What the exercise asks: Write out the records below word for word, please.

Material:
━━━━━━

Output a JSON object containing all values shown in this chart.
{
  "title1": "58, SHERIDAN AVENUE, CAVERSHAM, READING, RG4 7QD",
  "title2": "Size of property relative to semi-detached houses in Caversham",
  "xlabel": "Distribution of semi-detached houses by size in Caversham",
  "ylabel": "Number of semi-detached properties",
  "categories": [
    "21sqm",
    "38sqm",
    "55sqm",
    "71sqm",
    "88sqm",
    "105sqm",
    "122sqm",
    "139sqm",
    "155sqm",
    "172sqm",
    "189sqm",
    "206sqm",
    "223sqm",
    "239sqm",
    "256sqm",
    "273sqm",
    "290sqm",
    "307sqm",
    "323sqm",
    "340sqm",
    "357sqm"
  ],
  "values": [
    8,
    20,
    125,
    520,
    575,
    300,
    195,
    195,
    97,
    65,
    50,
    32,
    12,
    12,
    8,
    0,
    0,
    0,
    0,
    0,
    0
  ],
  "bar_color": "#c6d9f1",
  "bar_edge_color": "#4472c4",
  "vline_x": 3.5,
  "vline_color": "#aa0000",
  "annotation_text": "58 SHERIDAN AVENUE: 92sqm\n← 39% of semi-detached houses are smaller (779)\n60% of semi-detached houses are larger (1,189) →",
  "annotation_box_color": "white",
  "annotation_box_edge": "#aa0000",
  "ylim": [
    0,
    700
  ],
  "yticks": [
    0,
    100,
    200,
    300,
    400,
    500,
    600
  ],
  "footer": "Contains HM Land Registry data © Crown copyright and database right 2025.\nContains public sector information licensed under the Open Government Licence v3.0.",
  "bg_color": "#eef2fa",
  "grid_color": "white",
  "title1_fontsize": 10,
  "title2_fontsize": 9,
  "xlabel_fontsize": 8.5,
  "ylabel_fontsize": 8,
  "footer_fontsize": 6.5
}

━━━━━━

Written response:
Output a JSON object containing all values shown in this chart.
{
  "title1": "58, SHERIDAN AVENUE, CAVERSHAM, READING, RG4 7QD",
  "title2": "Size of property relative to semi-detached houses in Caversham",
  "xlabel": "Distribution of semi-detached houses by size in Caversham",
  "ylabel": "Number of semi-detached properties",
  "categories": [
    "21sqm",
    "38sqm",
    "55sqm",
    "71sqm",
    "88sqm",
    "105sqm",
    "122sqm",
    "139sqm",
    "155sqm",
    "172sqm",
    "189sqm",
    "206sqm",
    "223sqm",
    "239sqm",
    "256sqm",
    "273sqm",
    "290sqm",
    "307sqm",
    "323sqm",
    "340sqm",
    "357sqm"
  ],
  "values": [
    8,
    20,
    125,
    520,
    575,
    300,
    195,
    195,
    97,
    65,
    50,
    32,
    12,
    12,
    8,
    0,
    0,
    0,
    0,
    0,
    0
  ],
  "bar_color": "#c6d9f1",
  "bar_edge_color": "#4472c4",
  "vline_x": 3.5,
  "vline_color": "#aa0000",
  "annotation_text": "58 SHERIDAN AVENUE: 92sqm\n← 39% of semi-detached houses are smaller (779)\n60% of semi-detached houses are larger (1,189) →",
  "annotation_box_color": "white",
  "annotation_box_edge": "#aa0000",
  "ylim": [
    0,
    700
  ],
  "yticks": [
    0,
    100,
    200,
    300,
    400,
    500,
    600
  ],
  "footer": "Contains HM Land Registry data © Crown copyright and database right 2025.\nContains public sector information licensed under the Open Government Licence v3.0.",
  "bg_color": "#eef2fa",
  "grid_color": "white",
  "title1_fontsize": 10,
  "title2_fontsize": 9,
  "xlabel_fontsize": 8.5,
  "ylabel_fontsize": 8,
  "footer_fontsize": 6.5
}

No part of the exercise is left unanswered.